[Required task] Using the data below, copy every line that contains the word "Дата".
++++++++++
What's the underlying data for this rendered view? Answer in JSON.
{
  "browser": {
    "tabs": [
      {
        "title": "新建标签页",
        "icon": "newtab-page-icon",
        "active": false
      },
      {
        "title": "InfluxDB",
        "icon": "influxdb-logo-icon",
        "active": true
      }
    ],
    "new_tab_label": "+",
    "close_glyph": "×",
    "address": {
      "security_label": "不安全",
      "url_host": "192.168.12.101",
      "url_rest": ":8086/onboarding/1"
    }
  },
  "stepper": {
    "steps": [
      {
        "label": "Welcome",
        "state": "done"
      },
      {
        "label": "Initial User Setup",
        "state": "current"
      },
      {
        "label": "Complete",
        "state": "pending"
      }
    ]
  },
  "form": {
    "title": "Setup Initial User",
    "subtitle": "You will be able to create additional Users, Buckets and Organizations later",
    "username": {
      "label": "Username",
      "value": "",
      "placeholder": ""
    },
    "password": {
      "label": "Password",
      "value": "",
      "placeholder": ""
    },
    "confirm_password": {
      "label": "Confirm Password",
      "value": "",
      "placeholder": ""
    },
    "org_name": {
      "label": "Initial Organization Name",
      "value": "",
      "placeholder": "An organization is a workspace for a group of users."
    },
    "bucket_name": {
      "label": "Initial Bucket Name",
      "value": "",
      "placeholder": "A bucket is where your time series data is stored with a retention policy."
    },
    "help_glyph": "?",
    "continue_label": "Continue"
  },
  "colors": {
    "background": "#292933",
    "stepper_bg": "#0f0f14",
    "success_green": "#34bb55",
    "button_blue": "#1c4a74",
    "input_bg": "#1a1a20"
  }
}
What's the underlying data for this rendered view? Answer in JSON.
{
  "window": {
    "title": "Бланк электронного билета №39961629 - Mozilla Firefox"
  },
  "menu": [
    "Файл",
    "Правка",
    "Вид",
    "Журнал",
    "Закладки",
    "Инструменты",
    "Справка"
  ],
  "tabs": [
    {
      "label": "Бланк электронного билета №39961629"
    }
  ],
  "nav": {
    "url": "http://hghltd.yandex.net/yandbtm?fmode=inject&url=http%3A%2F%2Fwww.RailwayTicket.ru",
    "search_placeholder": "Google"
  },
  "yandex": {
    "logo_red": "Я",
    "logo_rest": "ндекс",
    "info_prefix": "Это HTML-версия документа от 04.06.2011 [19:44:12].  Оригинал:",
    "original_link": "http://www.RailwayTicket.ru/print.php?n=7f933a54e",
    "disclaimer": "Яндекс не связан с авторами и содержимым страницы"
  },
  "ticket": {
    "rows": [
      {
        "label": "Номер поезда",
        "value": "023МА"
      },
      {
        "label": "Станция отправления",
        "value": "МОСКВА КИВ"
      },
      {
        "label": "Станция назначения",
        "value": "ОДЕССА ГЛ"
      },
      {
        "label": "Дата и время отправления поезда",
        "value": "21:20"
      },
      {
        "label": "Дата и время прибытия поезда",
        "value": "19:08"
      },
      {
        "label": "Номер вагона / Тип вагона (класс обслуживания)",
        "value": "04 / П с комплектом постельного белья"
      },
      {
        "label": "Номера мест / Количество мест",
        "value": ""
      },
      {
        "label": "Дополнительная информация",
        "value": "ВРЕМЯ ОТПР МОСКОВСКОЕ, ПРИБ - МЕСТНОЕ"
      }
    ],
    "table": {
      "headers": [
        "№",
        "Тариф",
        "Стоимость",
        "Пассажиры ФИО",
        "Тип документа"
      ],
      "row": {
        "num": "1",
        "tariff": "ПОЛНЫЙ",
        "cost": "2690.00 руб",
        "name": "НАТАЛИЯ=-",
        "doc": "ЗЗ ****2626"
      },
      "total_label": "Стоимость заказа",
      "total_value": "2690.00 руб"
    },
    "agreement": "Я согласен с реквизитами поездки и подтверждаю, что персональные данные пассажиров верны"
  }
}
++++++++++
[Task response]
        "label": "Дата и время отправления поезда",
        "label": "Дата и время прибытия поезда",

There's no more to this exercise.